» **SHORT PROBLEM**
Keep every line where the word "screenshot" appears; drop the rest.

» **RECORDS SHOWN**
— START —

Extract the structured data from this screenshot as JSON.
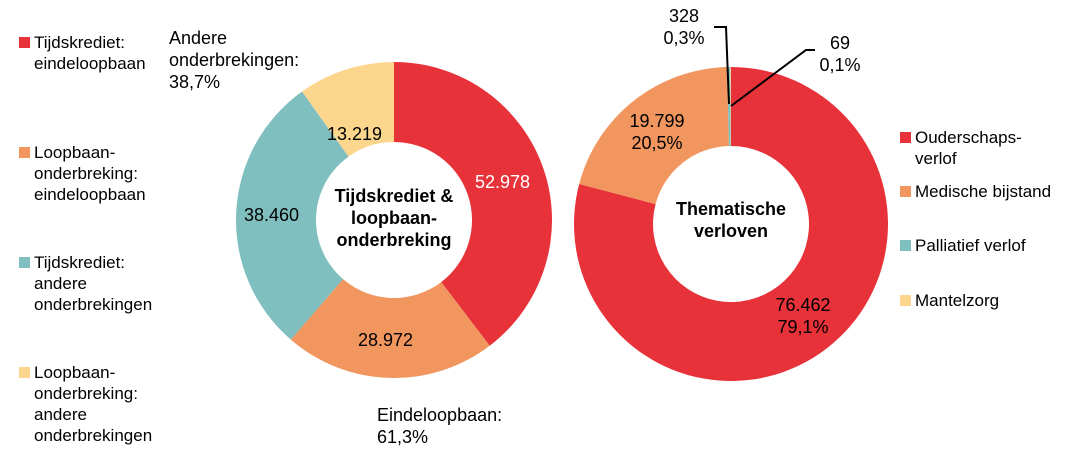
{
  "chart_data": [
    {
      "type": "pie",
      "donut": true,
      "center_label": [
        "Tijdskrediet &",
        "loopbaan-",
        "onderbreking"
      ],
      "categories": [
        "Tijdskrediet: eindeloopbaan",
        "Loopbaan-onderbreking: eindeloopbaan",
        "Tijdskrediet: andere onderbrekingen",
        "Loopbaan-onderbreking: andere onderbrekingen"
      ],
      "values": [
        52978,
        28972,
        38460,
        13219
      ],
      "value_labels": [
        "52.978",
        "28.972",
        "38.460",
        "13.219"
      ],
      "colors": [
        "#E8323A",
        "#F0965E",
        "#80BFBF",
        "#FDD68E"
      ],
      "legend": {
        "position": "left",
        "items": [
          [
            "Tijdskrediet:",
            "eindeloopbaan"
          ],
          [
            "Loopbaan-",
            "onderbreking:",
            "eindeloopbaan"
          ],
          [
            "Tijdskrediet:",
            "andere",
            "onderbrekingen"
          ],
          [
            "Loopbaan-",
            "onderbreking:",
            "andere",
            "onderbrekingen"
          ]
        ]
      },
      "annotations": [
        [
          "Andere",
          "onderbrekingen:",
          "38,7%"
        ],
        [
          "Eindeloopbaan:",
          "61,3%"
        ]
      ]
    },
    {
      "type": "pie",
      "donut": true,
      "center_label": [
        "Thematische",
        "verloven"
      ],
      "categories": [
        "Ouderschapsverlof",
        "Medische bijstand",
        "Palliatief verlof",
        "Mantelzorg"
      ],
      "values": [
        76462,
        19799,
        328,
        69
      ],
      "value_labels": [
        [
          "76.462",
          "79,1%"
        ],
        [
          "19.799",
          "20,5%"
        ],
        [
          "328",
          "0,3%"
        ],
        [
          "69",
          "0,1%"
        ]
      ],
      "colors": [
        "#E8323A",
        "#F0965E",
        "#80BFBF",
        "#FDD68E"
      ],
      "legend": {
        "position": "right",
        "items": [
          [
            "Ouderschaps-",
            "verlof"
          ],
          [
            "Medische bijstand"
          ],
          [
            "Palliatief verlof"
          ],
          [
            "Mantelzorg"
          ]
        ]
      }
    }
  ]
}
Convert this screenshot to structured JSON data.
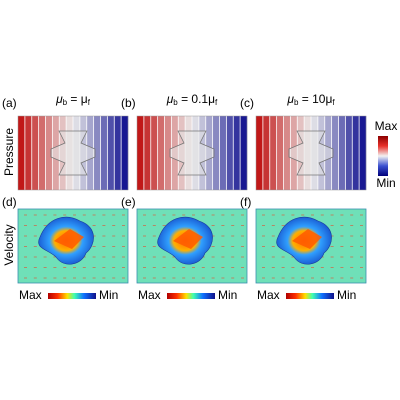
{
  "pressure_row": {
    "label": "Pressure",
    "panels": [
      {
        "label": "(a)",
        "title": [
          {
            "text": "μ"
          },
          {
            "sub": "b"
          },
          {
            "text": " = μ"
          },
          {
            "sub": "f"
          }
        ]
      },
      {
        "label": "(b)",
        "title": [
          {
            "text": "μ"
          },
          {
            "sub": "b"
          },
          {
            "text": " = 0.1μ"
          },
          {
            "sub": "f"
          }
        ]
      },
      {
        "label": "(c)",
        "title": [
          {
            "text": "μ"
          },
          {
            "sub": "b"
          },
          {
            "text": " = 10μ"
          },
          {
            "sub": "f"
          }
        ]
      }
    ],
    "colorbar": {
      "max": "Max",
      "min": "Min"
    }
  },
  "velocity_row": {
    "label": "Velocity",
    "panels": [
      {
        "label": "(d)",
        "colorbar": {
          "max": "Max",
          "min": "Min"
        }
      },
      {
        "label": "(e)",
        "colorbar": {
          "max": "Max",
          "min": "Min"
        }
      },
      {
        "label": "(f)",
        "colorbar": {
          "max": "Max",
          "min": "Min"
        }
      }
    ]
  }
}
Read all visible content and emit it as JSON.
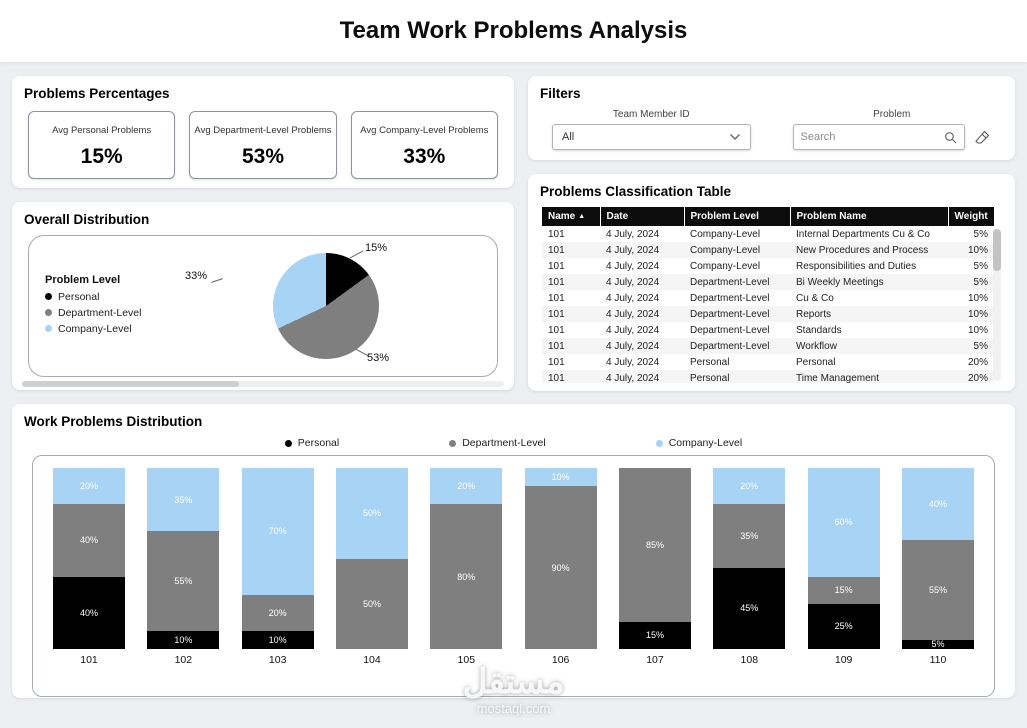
{
  "header": {
    "title": "Team Work Problems Analysis"
  },
  "kpi_section": {
    "title": "Problems Percentages",
    "cards": [
      {
        "label": "Avg Personal Problems",
        "value": "15%"
      },
      {
        "label": "Avg Department-Level Problems",
        "value": "53%"
      },
      {
        "label": "Avg Company-Level Problems",
        "value": "33%"
      }
    ]
  },
  "filters": {
    "title": "Filters",
    "team_member": {
      "label": "Team Member ID",
      "value": "All"
    },
    "problem": {
      "label": "Problem",
      "placeholder": "Search"
    }
  },
  "overall_distribution": {
    "title": "Overall Distribution",
    "chart_data": {
      "type": "pie",
      "legend_title": "Problem Level",
      "labels": [
        "Personal",
        "Department-Level",
        "Company-Level"
      ],
      "values": [
        15,
        53,
        33
      ],
      "colors": [
        "#000000",
        "#7f7f7f",
        "#a7d3f4"
      ],
      "legend_position": "left"
    }
  },
  "classification_table": {
    "title": "Problems Classification Table",
    "columns": [
      "Name",
      "Date",
      "Problem Level",
      "Problem Name",
      "Weight"
    ],
    "sort": {
      "column": "Name",
      "direction": "ascending",
      "icon": "▲"
    },
    "rows": [
      [
        "101",
        "4 July, 2024",
        "Company-Level",
        "Internal Departments Cu & Co",
        "5%"
      ],
      [
        "101",
        "4 July, 2024",
        "Company-Level",
        "New Procedures and Process",
        "10%"
      ],
      [
        "101",
        "4 July, 2024",
        "Company-Level",
        "Responsibilities and Duties",
        "5%"
      ],
      [
        "101",
        "4 July, 2024",
        "Department-Level",
        "Bi Weekly Meetings",
        "5%"
      ],
      [
        "101",
        "4 July, 2024",
        "Department-Level",
        "Cu & Co",
        "10%"
      ],
      [
        "101",
        "4 July, 2024",
        "Department-Level",
        "Reports",
        "10%"
      ],
      [
        "101",
        "4 July, 2024",
        "Department-Level",
        "Standards",
        "10%"
      ],
      [
        "101",
        "4 July, 2024",
        "Department-Level",
        "Workflow",
        "5%"
      ],
      [
        "101",
        "4 July, 2024",
        "Personal",
        "Personal",
        "20%"
      ],
      [
        "101",
        "4 July, 2024",
        "Personal",
        "Time Management",
        "20%"
      ]
    ]
  },
  "work_distribution": {
    "title": "Work Problems Distribution",
    "chart_data": {
      "type": "bar",
      "stacked": true,
      "unit": "%",
      "categories": [
        "101",
        "102",
        "103",
        "104",
        "105",
        "106",
        "107",
        "108",
        "109",
        "110"
      ],
      "series": [
        {
          "name": "Personal",
          "color": "#000000",
          "values": [
            40,
            10,
            10,
            0,
            0,
            0,
            15,
            45,
            25,
            5
          ]
        },
        {
          "name": "Department-Level",
          "color": "#7f7f7f",
          "values": [
            40,
            55,
            20,
            50,
            80,
            90,
            85,
            35,
            15,
            55
          ]
        },
        {
          "name": "Company-Level",
          "color": "#a7d3f4",
          "values": [
            20,
            35,
            70,
            50,
            20,
            10,
            0,
            20,
            60,
            40
          ]
        }
      ],
      "ylim": [
        0,
        100
      ],
      "legend_position": "top"
    }
  },
  "icons": {
    "chevron_down": "svg-chevron",
    "search": "svg-magnifier",
    "eraser": "svg-eraser",
    "sort_ascending": "▲"
  },
  "watermark": {
    "line1": "مستقل",
    "line2": "mostaql.com"
  }
}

— END —

» **REPLY TO THE TASK**
Extract the structured data from this screenshot as JSON.
Convert this screenshot to structured JSON data.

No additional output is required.